**Extracted material**
====

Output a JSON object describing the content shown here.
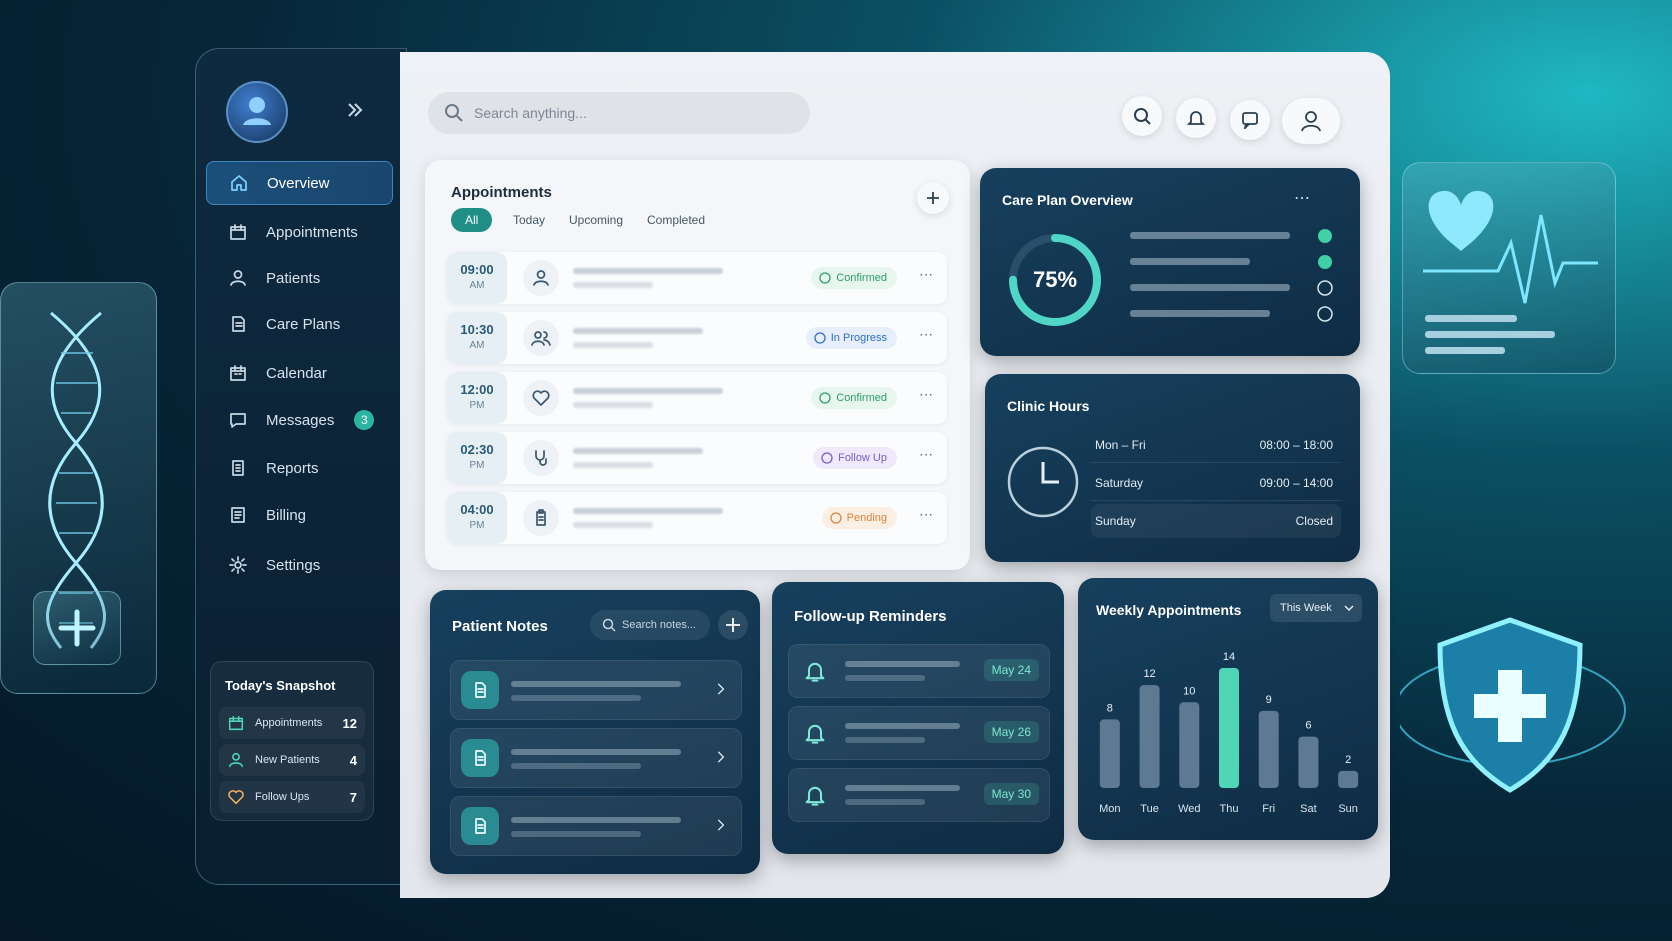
{
  "search": {
    "placeholder": "Search anything..."
  },
  "sidebar": {
    "nav": [
      {
        "label": "Overview"
      },
      {
        "label": "Appointments"
      },
      {
        "label": "Patients"
      },
      {
        "label": "Care Plans"
      },
      {
        "label": "Calendar"
      },
      {
        "label": "Messages",
        "badge": 3
      },
      {
        "label": "Reports"
      },
      {
        "label": "Billing"
      },
      {
        "label": "Settings"
      }
    ],
    "snapshot": {
      "title": "Today's Snapshot",
      "items": [
        {
          "label": "Appointments",
          "count": 12
        },
        {
          "label": "New Patients",
          "count": 4
        },
        {
          "label": "Follow Ups",
          "count": 7
        }
      ]
    }
  },
  "appointments": {
    "title": "Appointments",
    "tabs": [
      "All",
      "Today",
      "Upcoming",
      "Completed"
    ],
    "rows": [
      {
        "time": "09:00",
        "period": "AM",
        "status": "Confirmed"
      },
      {
        "time": "10:30",
        "period": "AM",
        "status": "In Progress"
      },
      {
        "time": "12:00",
        "period": "PM",
        "status": "Confirmed"
      },
      {
        "time": "02:30",
        "period": "PM",
        "status": "Follow Up"
      },
      {
        "time": "04:00",
        "period": "PM",
        "status": "Pending"
      }
    ]
  },
  "care_plan": {
    "title": "Care Plan Overview",
    "progress": {
      "value": 75,
      "label": "75%"
    }
  },
  "clinic_hours": {
    "title": "Clinic Hours",
    "rows": [
      {
        "days": "Mon – Fri",
        "hours": "08:00 – 18:00"
      },
      {
        "days": "Saturday",
        "hours": "09:00 – 14:00"
      },
      {
        "days": "Sunday",
        "hours": "Closed"
      }
    ]
  },
  "patient_notes": {
    "title": "Patient Notes",
    "search_placeholder": "Search notes..."
  },
  "reminders": {
    "title": "Follow-up Reminders",
    "dates": [
      "May 24",
      "May 26",
      "May 30"
    ]
  },
  "chart_data": {
    "type": "bar",
    "title": "Weekly Appointments",
    "period": "This Week",
    "categories": [
      "Mon",
      "Tue",
      "Wed",
      "Thu",
      "Fri",
      "Sat",
      "Sun"
    ],
    "values": [
      8,
      12,
      10,
      14,
      9,
      6,
      2
    ],
    "colors": [
      "#5d7a92",
      "#5d7a92",
      "#5d7a92",
      "#4fd6b6",
      "#5d7a92",
      "#5d7a92",
      "#5d7a92"
    ]
  }
}
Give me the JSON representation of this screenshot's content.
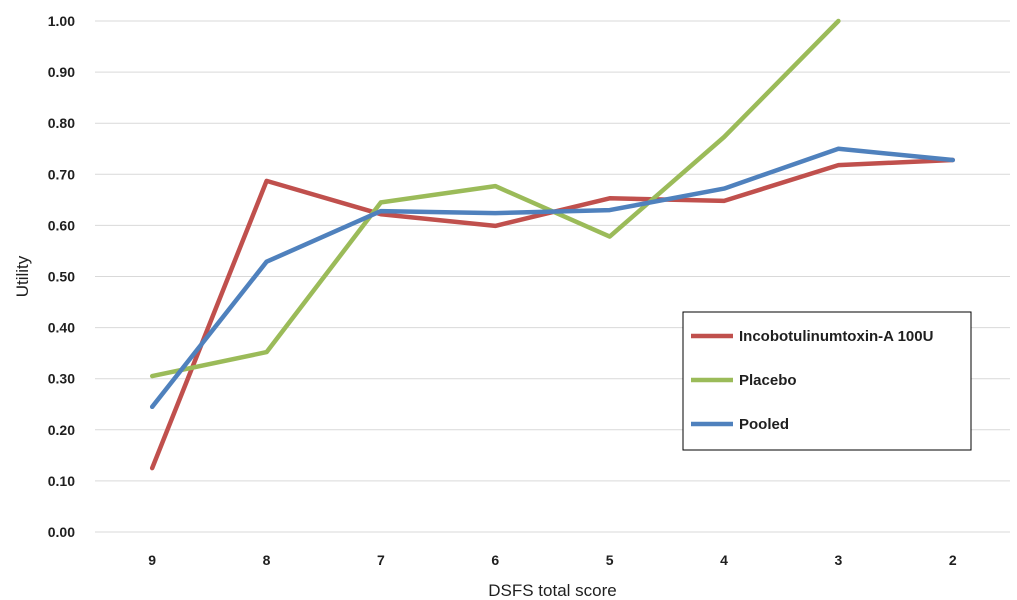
{
  "chart_data": {
    "type": "line",
    "title": "",
    "xlabel": "DSFS total score",
    "ylabel": "Utility",
    "categories": [
      "9",
      "8",
      "7",
      "6",
      "5",
      "4",
      "3",
      "2"
    ],
    "ylim": [
      0,
      1.0
    ],
    "ytick_labels": [
      "0.00",
      "0.10",
      "0.20",
      "0.30",
      "0.40",
      "0.50",
      "0.60",
      "0.70",
      "0.80",
      "0.90",
      "1.00"
    ],
    "grid": "horizontal",
    "legend_position": "right",
    "series": [
      {
        "name": "Incobotulinumtoxin-A 100U",
        "color": "#c0504d",
        "values": [
          0.125,
          0.687,
          0.622,
          0.599,
          0.653,
          0.648,
          0.718,
          0.728
        ]
      },
      {
        "name": "Placebo",
        "color": "#9bbb59",
        "values": [
          0.305,
          0.352,
          0.645,
          0.677,
          0.578,
          0.773,
          1.0,
          null
        ]
      },
      {
        "name": "Pooled",
        "color": "#4f81bd",
        "values": [
          0.245,
          0.529,
          0.628,
          0.624,
          0.63,
          0.672,
          0.75,
          0.728
        ]
      }
    ]
  }
}
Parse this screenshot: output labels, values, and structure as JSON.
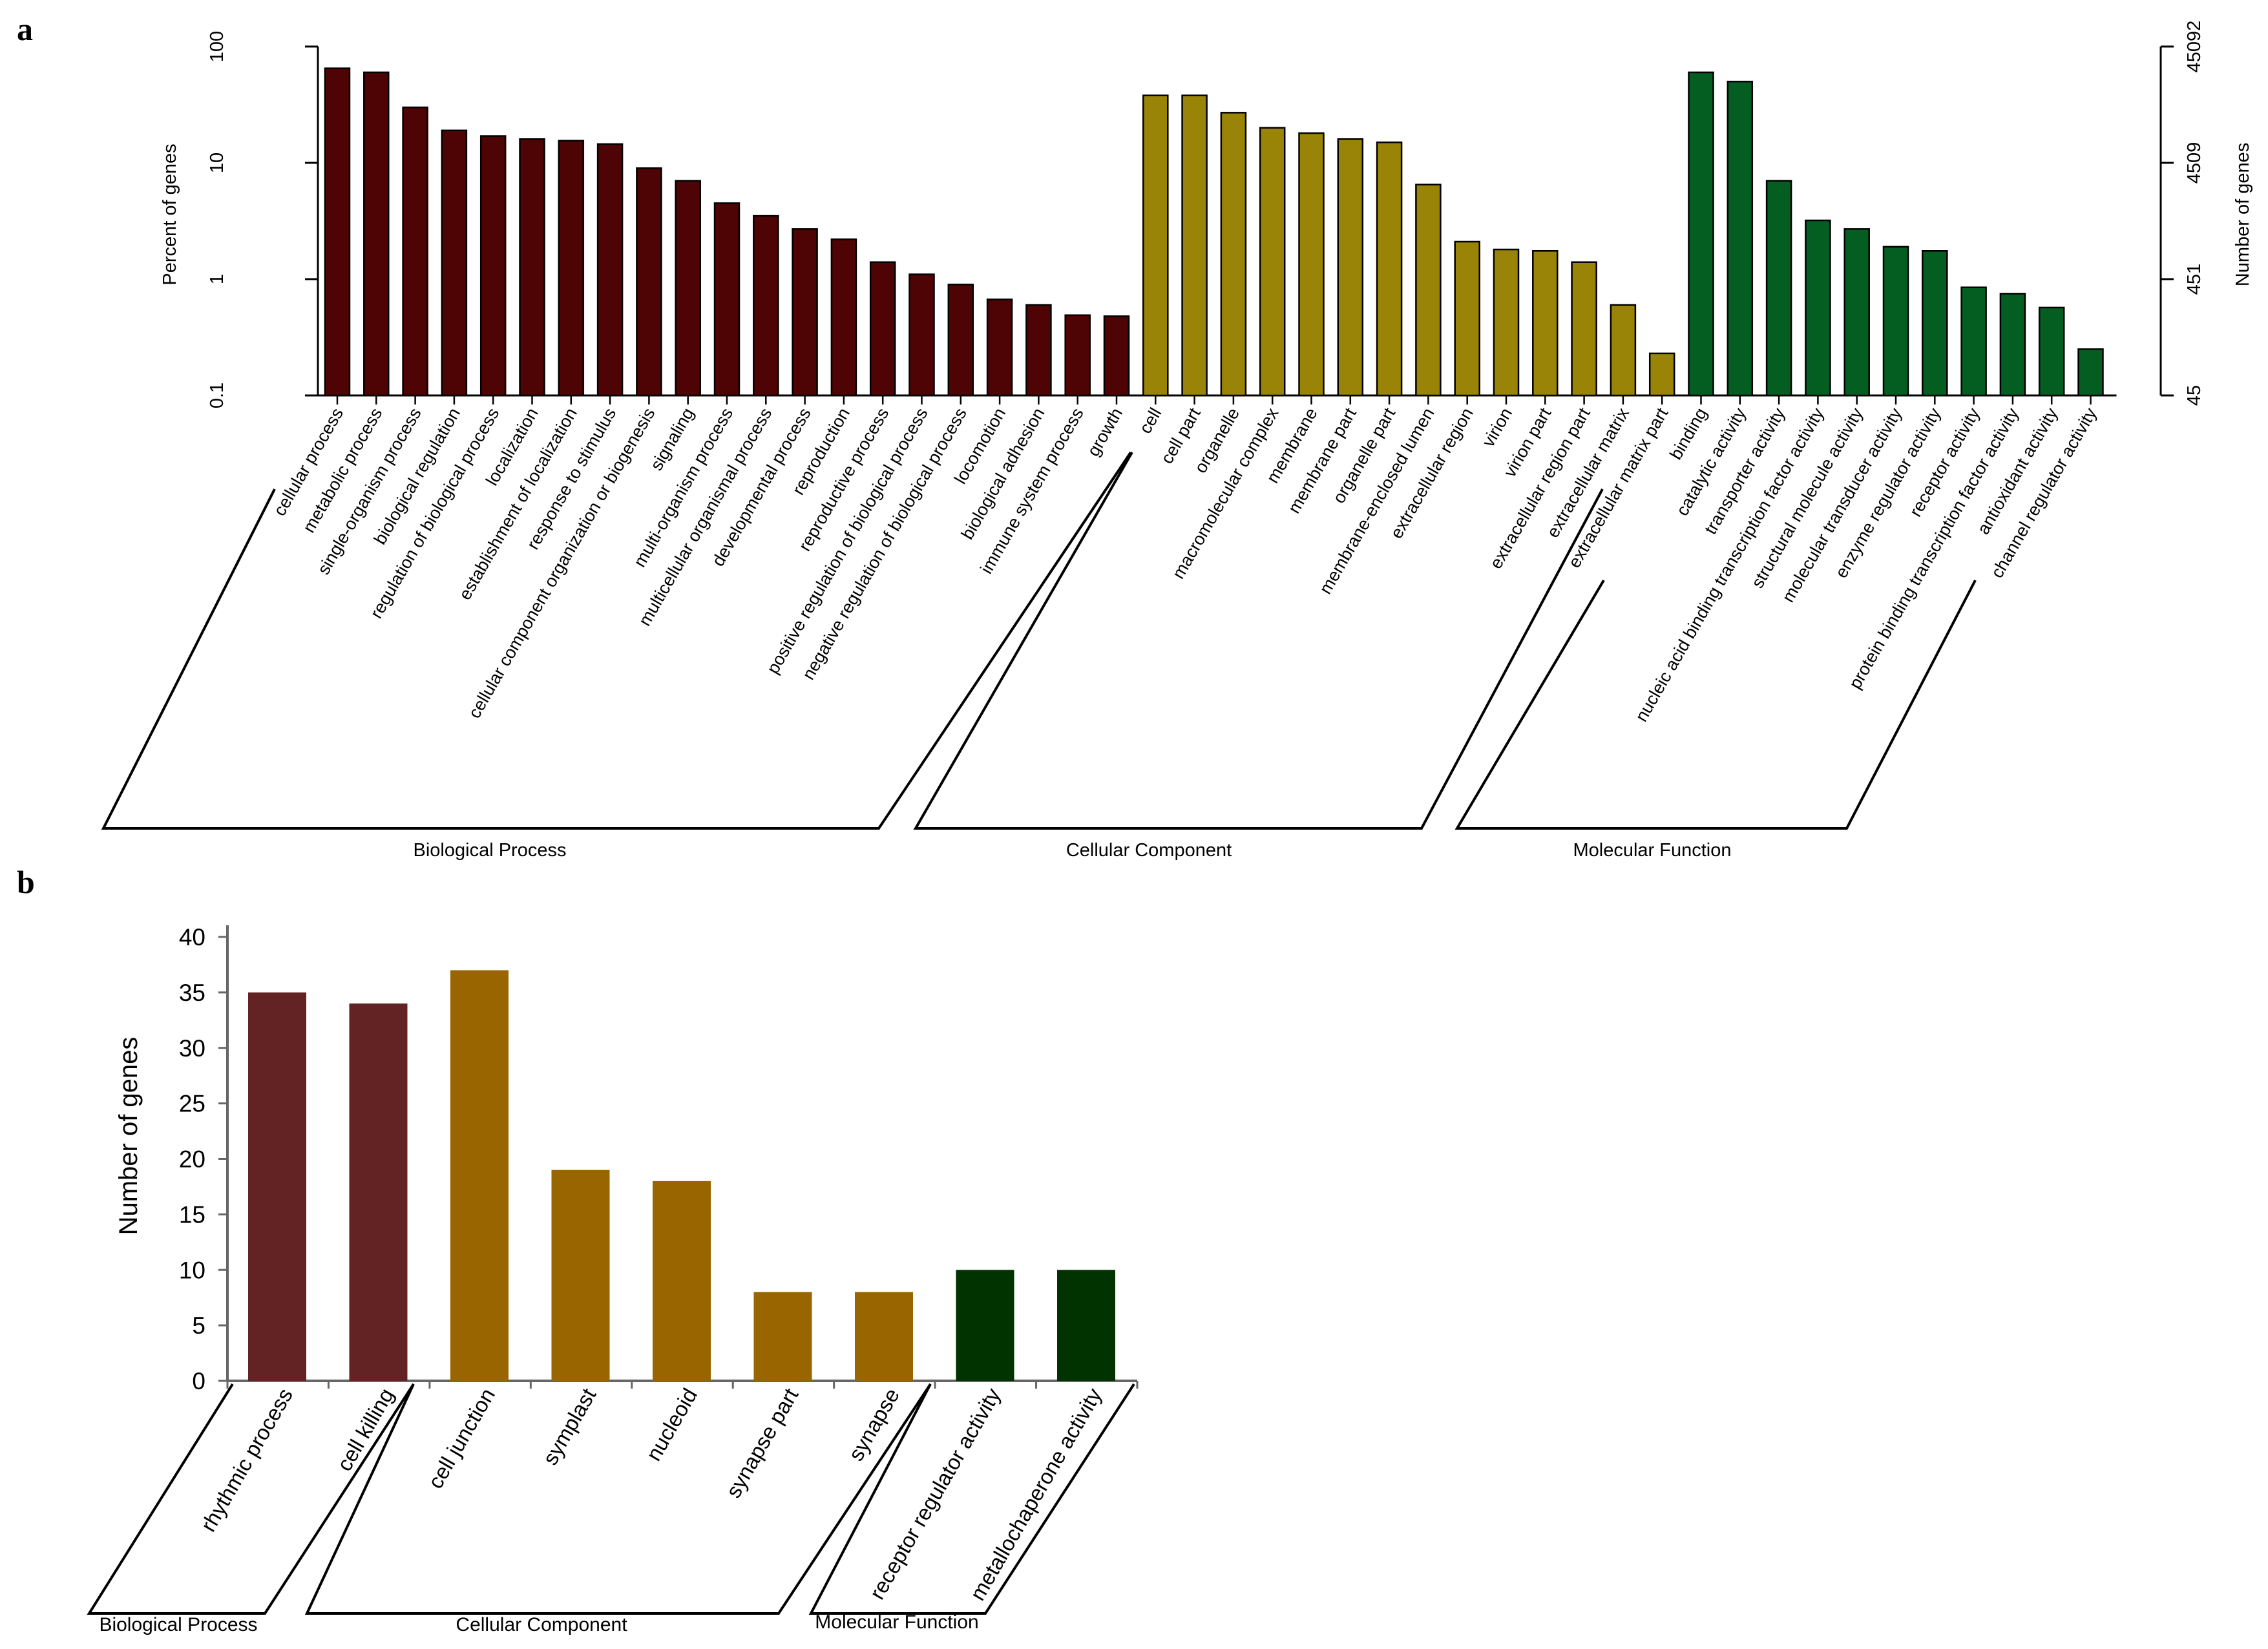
{
  "chart_data": [
    {
      "panel": "a",
      "type": "bar",
      "ylabel": "Percent of genes",
      "ylabel_right": "Number of genes",
      "yscale": "log",
      "ylim": [
        0.1,
        100
      ],
      "yticks": [
        "0.1",
        "1",
        "10",
        "100"
      ],
      "yticks_right": [
        "45",
        "451",
        "4509",
        "45092"
      ],
      "groups": [
        {
          "name": "Biological Process",
          "color": "#4e0404",
          "categories": [
            "cellular process",
            "metabolic process",
            "single-organism process",
            "biological regulation",
            "regulation of biological process",
            "localization",
            "establishment of localization",
            "response to stimulus",
            "cellular component organization or biogenesis",
            "signaling",
            "multi-organism process",
            "multicellular organismal process",
            "developmental process",
            "reproduction",
            "reproductive process",
            "positive regulation of biological process",
            "negative regulation of biological process",
            "locomotion",
            "biological adhesion",
            "immune system process",
            "growth"
          ],
          "values": [
            65,
            60,
            30,
            19,
            17,
            16,
            15.5,
            14.5,
            9,
            7,
            4.5,
            3.5,
            2.7,
            2.2,
            1.4,
            1.1,
            0.9,
            0.67,
            0.6,
            0.49,
            0.48
          ]
        },
        {
          "name": "Cellular Component",
          "color": "#9a8408",
          "categories": [
            "cell",
            "cell part",
            "organelle",
            "macromolecular complex",
            "membrane",
            "membrane part",
            "organelle part",
            "membrane-enclosed lumen",
            "extracellular region",
            "virion",
            "virion part",
            "extracellular region part",
            "extracellular matrix",
            "extracellular matrix part"
          ],
          "values": [
            38,
            38,
            27,
            20,
            18,
            16,
            15,
            6.5,
            2.1,
            1.8,
            1.75,
            1.4,
            0.6,
            0.23
          ]
        },
        {
          "name": "Molecular Function",
          "color": "#055e21",
          "categories": [
            "binding",
            "catalytic activity",
            "transporter activity",
            "nucleic acid binding transcription factor activity",
            "structural molecule activity",
            "molecular transducer activity",
            "enzyme regulator activity",
            "receptor activity",
            "protein binding transcription factor activity",
            "antioxidant activity",
            "channel regulator activity"
          ],
          "values": [
            60,
            50,
            7,
            3.2,
            2.7,
            1.9,
            1.75,
            0.85,
            0.75,
            0.57,
            0.25
          ]
        }
      ]
    },
    {
      "panel": "b",
      "type": "bar",
      "ylabel": "Number of genes",
      "ylim": [
        0,
        40
      ],
      "yticks": [
        "0",
        "5",
        "10",
        "15",
        "20",
        "25",
        "30",
        "35",
        "40"
      ],
      "groups": [
        {
          "name": "Biological Process",
          "color": "#632324",
          "categories": [
            "rhythmic process",
            "cell killing"
          ],
          "values": [
            35,
            34
          ]
        },
        {
          "name": "Cellular Component",
          "color": "#996500",
          "categories": [
            "cell junction",
            "symplast",
            "nucleoid",
            "synapse part",
            "synapse"
          ],
          "values": [
            37,
            19,
            18,
            8,
            8
          ]
        },
        {
          "name": "Molecular Function",
          "color": "#003300",
          "categories": [
            "receptor regulator activity",
            "metallochaperone activity"
          ],
          "values": [
            10,
            10
          ]
        }
      ]
    }
  ]
}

====

**Task requirements**
Copy each line of the listing that contains the string "membrane".

**Solved problem**
            "membrane",
            "membrane part",
            "membrane-enclosed lumen",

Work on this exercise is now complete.